Ситуация вокруг Рязанского Кремля давно стала одной из граней, о которую оттачивают свои перья журналисты «желтых» изданий. В спор втягиваются все новые силы, при этом аргументы противников передачи — точнее, возвращения имущества, принадлежавшего Церкви, становятся все более хлесткими и все менее обоснованными.
Так, например, в своем очередном интервью директор государственного музея «Рязанский Кремль» Л. Максимова весьма своеобразно прокомментировала заключенное недавно соглашение о сотрудничестве между Русской Православной Церковью и Федеральной службой по надзору за соблюдением законодательства в сфере массовых коммуникаций и охране культурного наследия (Россвязьохранкультурой). Напомним, подписание этого соглашения состоялось в Москве 17 августа.
Итак, как же оценила директор музея подписанное соглашение? Она назвала его «популистским», и единственным побуждающим фактором к его заключению со стороны государства, по ее мнению, являются приближающиеся выборы. Что ж, в преддверии грядущих выборов и на самом деле нам придется столкнуться с самыми неоднозначными «схемами» и комбинациями. Однако — в чем популизм соглашения, которое, согласно преамбуле, заключено в целях «повышения эффективности осуществления мероприятий по сохранению объектов культурного наследия религиозного назначения, предотвращения их утраты, обеспечения оперативного взаимодействия между Федеральной службой по надзору в сфере массовых коммуникаций, связи и охраны культурного наследия, ее территориальными управлениями и Московской Патриархией Русской Православной Церкви, религиозными организациями, входящими в структуру Русской Православной Церкви, а также учитывая духовное, культурное, воспитательное значение памятников истории и культуры религиозного назначения»?

Исходные записи:
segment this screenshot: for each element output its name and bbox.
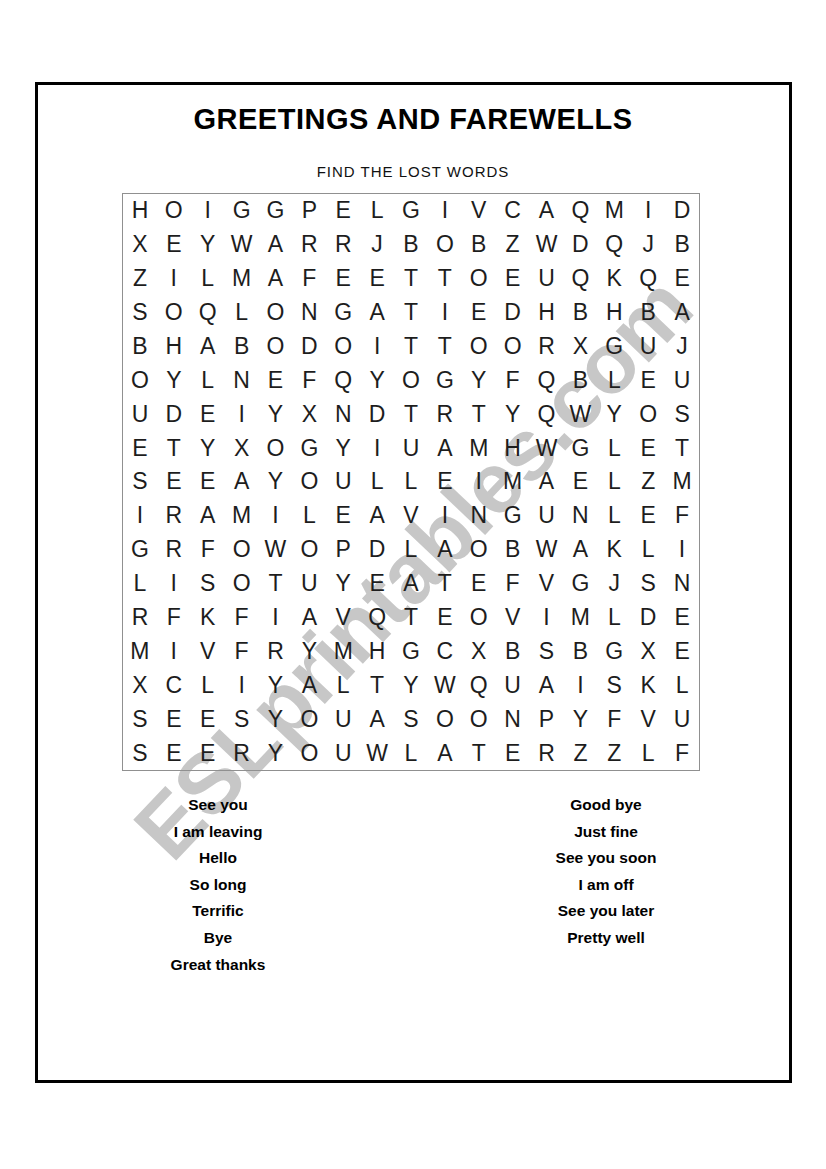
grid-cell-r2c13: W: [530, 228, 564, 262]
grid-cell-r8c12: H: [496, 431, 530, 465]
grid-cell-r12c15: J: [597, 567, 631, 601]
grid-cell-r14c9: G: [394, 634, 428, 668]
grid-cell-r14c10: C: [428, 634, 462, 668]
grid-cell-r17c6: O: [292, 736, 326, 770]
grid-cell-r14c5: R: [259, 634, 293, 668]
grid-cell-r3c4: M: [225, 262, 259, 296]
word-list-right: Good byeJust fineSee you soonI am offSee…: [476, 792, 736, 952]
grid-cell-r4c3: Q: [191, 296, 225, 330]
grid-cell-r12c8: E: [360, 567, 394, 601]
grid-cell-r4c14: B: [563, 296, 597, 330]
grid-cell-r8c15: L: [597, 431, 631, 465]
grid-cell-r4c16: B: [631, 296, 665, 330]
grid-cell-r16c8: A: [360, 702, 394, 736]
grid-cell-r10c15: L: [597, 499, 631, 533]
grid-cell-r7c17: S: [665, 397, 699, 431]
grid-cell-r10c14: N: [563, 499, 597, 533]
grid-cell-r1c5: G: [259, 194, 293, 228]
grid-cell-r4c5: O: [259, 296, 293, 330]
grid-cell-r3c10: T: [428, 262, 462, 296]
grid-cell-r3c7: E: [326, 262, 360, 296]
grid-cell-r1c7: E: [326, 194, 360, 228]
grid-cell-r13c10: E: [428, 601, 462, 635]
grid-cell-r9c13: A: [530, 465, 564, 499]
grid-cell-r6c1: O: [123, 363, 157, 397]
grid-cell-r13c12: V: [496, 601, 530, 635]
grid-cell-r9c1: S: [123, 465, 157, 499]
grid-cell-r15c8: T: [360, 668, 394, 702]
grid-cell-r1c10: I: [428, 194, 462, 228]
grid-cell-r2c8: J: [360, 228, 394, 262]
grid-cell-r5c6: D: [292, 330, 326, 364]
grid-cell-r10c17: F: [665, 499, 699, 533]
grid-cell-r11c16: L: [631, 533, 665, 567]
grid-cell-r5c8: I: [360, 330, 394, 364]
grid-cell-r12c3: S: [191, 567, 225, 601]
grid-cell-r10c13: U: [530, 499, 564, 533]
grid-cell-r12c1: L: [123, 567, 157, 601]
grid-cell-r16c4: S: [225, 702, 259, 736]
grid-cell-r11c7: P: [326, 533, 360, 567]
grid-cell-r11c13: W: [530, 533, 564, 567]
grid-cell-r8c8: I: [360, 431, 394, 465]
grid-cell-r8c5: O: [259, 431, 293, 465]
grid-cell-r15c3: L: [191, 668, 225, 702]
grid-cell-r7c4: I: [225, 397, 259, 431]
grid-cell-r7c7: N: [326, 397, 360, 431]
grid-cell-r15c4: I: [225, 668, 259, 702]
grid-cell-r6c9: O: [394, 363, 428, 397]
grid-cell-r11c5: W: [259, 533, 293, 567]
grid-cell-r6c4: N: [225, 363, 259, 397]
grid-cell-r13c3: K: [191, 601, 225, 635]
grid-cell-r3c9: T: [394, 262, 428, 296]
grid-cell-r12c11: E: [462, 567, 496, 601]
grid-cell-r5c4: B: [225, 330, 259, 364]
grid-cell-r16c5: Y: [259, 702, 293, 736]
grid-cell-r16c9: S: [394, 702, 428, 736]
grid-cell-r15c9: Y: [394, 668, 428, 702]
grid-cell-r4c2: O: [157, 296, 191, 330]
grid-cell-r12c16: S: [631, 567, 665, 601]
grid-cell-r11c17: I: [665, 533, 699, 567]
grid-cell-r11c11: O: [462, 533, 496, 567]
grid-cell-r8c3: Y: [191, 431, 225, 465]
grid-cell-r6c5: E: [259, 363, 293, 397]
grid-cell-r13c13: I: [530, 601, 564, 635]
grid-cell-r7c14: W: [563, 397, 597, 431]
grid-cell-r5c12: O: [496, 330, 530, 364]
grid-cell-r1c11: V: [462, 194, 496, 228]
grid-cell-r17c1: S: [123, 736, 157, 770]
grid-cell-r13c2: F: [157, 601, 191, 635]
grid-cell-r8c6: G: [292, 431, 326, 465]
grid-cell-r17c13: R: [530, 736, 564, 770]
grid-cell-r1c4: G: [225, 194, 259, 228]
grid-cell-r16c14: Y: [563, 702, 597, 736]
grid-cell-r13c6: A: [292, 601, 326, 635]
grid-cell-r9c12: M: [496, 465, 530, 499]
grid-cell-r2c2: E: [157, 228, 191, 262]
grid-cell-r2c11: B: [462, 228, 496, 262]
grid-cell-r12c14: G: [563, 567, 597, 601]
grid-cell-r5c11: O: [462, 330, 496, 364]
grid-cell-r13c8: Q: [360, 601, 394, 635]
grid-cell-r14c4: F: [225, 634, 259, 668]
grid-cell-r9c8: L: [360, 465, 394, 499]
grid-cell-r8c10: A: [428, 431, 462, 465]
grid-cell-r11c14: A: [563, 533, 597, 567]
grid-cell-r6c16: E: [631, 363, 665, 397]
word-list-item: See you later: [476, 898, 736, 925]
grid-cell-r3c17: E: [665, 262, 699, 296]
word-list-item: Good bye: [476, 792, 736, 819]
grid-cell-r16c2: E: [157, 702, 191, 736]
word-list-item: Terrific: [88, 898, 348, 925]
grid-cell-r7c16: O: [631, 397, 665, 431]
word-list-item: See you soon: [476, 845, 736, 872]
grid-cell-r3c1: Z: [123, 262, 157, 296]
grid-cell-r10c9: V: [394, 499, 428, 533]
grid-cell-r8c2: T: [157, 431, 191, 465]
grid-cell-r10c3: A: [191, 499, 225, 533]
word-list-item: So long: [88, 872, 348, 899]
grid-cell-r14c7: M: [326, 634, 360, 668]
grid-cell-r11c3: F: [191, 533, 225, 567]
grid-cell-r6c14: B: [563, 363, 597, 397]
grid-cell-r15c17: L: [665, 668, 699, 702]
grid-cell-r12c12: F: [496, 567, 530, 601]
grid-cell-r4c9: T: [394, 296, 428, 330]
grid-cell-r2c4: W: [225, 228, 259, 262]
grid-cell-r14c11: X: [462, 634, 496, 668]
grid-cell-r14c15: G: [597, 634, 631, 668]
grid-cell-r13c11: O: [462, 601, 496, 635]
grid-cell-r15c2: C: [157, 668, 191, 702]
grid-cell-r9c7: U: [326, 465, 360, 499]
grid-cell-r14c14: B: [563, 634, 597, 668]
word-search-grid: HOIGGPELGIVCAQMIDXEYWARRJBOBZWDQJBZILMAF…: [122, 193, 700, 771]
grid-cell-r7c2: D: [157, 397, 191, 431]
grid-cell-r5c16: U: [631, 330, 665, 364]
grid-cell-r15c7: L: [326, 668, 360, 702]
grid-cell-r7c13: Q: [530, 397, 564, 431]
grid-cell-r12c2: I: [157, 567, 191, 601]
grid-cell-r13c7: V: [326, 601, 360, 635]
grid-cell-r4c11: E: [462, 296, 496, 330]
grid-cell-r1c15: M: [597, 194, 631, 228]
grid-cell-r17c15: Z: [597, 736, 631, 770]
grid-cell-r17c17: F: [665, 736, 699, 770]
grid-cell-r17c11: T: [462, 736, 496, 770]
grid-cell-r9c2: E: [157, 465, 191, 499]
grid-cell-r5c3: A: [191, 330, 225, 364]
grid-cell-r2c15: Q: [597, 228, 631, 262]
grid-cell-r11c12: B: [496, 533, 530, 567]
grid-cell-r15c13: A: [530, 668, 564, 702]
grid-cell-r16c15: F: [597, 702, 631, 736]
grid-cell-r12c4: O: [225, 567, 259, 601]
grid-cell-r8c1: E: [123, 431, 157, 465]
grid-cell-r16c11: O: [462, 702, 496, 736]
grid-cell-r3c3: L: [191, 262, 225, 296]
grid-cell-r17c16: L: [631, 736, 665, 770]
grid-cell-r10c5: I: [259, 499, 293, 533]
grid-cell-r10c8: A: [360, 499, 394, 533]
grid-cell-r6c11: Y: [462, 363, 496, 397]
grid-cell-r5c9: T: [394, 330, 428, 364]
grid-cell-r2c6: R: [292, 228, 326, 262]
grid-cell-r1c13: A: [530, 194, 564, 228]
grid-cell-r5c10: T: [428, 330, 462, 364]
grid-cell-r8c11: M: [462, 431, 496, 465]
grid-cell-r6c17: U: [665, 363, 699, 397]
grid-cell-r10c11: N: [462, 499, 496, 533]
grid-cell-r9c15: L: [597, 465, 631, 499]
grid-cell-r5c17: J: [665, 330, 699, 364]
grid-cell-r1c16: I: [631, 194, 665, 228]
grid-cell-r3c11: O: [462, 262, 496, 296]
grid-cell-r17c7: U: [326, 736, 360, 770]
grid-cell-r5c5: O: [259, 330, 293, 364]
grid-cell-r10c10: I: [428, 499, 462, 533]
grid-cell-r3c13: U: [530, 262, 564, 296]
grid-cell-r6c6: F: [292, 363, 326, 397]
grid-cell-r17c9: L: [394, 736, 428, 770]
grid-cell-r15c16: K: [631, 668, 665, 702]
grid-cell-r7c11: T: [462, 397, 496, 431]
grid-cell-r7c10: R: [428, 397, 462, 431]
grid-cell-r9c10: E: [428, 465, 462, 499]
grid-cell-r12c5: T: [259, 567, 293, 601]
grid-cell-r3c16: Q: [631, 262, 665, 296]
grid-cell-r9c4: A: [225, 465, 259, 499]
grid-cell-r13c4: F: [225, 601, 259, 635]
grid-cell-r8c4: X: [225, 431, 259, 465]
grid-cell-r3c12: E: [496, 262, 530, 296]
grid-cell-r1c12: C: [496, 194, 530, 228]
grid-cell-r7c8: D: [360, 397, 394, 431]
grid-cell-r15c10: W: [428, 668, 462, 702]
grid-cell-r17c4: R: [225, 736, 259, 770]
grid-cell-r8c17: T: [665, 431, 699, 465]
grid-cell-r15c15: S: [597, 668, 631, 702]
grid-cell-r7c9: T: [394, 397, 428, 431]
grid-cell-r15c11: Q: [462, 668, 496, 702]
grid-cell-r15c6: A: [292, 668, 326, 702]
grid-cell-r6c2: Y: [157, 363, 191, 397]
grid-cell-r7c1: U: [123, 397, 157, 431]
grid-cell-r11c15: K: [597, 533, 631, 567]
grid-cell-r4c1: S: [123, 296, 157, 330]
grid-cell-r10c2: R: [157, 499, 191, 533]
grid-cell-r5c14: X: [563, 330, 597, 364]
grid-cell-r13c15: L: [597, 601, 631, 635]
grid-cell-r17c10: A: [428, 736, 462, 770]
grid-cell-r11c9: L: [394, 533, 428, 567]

Что сделать:
• a. Замените "word-list-right" на "word-list-left" в записях, начиная со строки с "grid-cell-r2c13: W: [530, 228, 564, 262]" и заканчивая строкой с "grid-cell-r7c4: I: [225, 397, 259, 431]". Приведите эти строки, больше ничего в них не меняя.
• b. Подхватите текст о Рязанском Кремле и напишите его продолжение после последнего предложения.

Ответы по заданиям:
• a.
grid-cell-r2c13: W: [530, 228, 564, 262]
grid-cell-r8c12: H: [496, 431, 530, 465]
grid-cell-r12c15: J: [597, 567, 631, 601]
grid-cell-r14c9: G: [394, 634, 428, 668]
grid-cell-r14c10: C: [428, 634, 462, 668]
grid-cell-r17c6: O: [292, 736, 326, 770]
grid-cell-r14c5: R: [259, 634, 293, 668]
grid-cell-r3c4: M: [225, 262, 259, 296]
word-list-left: Good byeJust fineSee you soonI am offSee…: [476, 792, 736, 952]
grid-cell-r4c3: Q: [191, 296, 225, 330]
grid-cell-r12c8: E: [360, 567, 394, 601]
grid-cell-r4c14: B: [563, 296, 597, 330]
grid-cell-r8c15: L: [597, 431, 631, 465]
grid-cell-r4c16: B: [631, 296, 665, 330]
grid-cell-r16c8: A: [360, 702, 394, 736]
grid-cell-r10c15: L: [597, 499, 631, 533]
grid-cell-r7c17: S: [665, 397, 699, 431]
grid-cell-r10c14: N: [563, 499, 597, 533]
grid-cell-r1c5: G: [259, 194, 293, 228]
grid-cell-r4c5: O: [259, 296, 293, 330]
grid-cell-r3c10: T: [428, 262, 462, 296]
grid-cell-r3c7: E: [326, 262, 360, 296]
grid-cell-r1c7: E: [326, 194, 360, 228]
grid-cell-r13c10: E: [428, 601, 462, 635]
grid-cell-r9c13: A: [530, 465, 564, 499]
grid-cell-r6c1: O: [123, 363, 157, 397]
grid-cell-r13c12: V: [496, 601, 530, 635]
grid-cell-r9c1: S: [123, 465, 157, 499]
grid-cell-r15c8: T: [360, 668, 394, 702]
grid-cell-r1c10: I: [428, 194, 462, 228]
grid-cell-r2c8: J: [360, 228, 394, 262]
grid-cell-r5c6: D: [292, 330, 326, 364]
grid-cell-r10c17: F: [665, 499, 699, 533]
grid-cell-r11c16: L: [631, 533, 665, 567]
grid-cell-r5c8: I: [360, 330, 394, 364]
grid-cell-r12c3: S: [191, 567, 225, 601]
grid-cell-r10c13: U: [530, 499, 564, 533]
grid-cell-r12c1: L: [123, 567, 157, 601]
grid-cell-r16c4: S: [225, 702, 259, 736]
grid-cell-r11c7: P: [326, 533, 360, 567]
grid-cell-r11c13: W: [530, 533, 564, 567]
grid-cell-r8c8: I: [360, 431, 394, 465]
grid-cell-r8c5: O: [259, 431, 293, 465]
grid-cell-r15c3: L: [191, 668, 225, 702]
grid-cell-r7c4: I: [225, 397, 259, 431]

• b.
Г-жа Максимова, очевидно, полагает, что ради соблюдения «чистоты идеи» государственной власти не стоит нисходить до диалога с религиозными общинами и не обращать внимания на их претензии, когда дело касается культурного наследия. Ведь, судя по всему, единственным хранителем культуры в нашей стране Л. Максимова считает сотрудников музеев: «Только благодаря нам уцелела хотя бы малая часть церковных сокровищ», — заявляет она ничтоже сумняшеся.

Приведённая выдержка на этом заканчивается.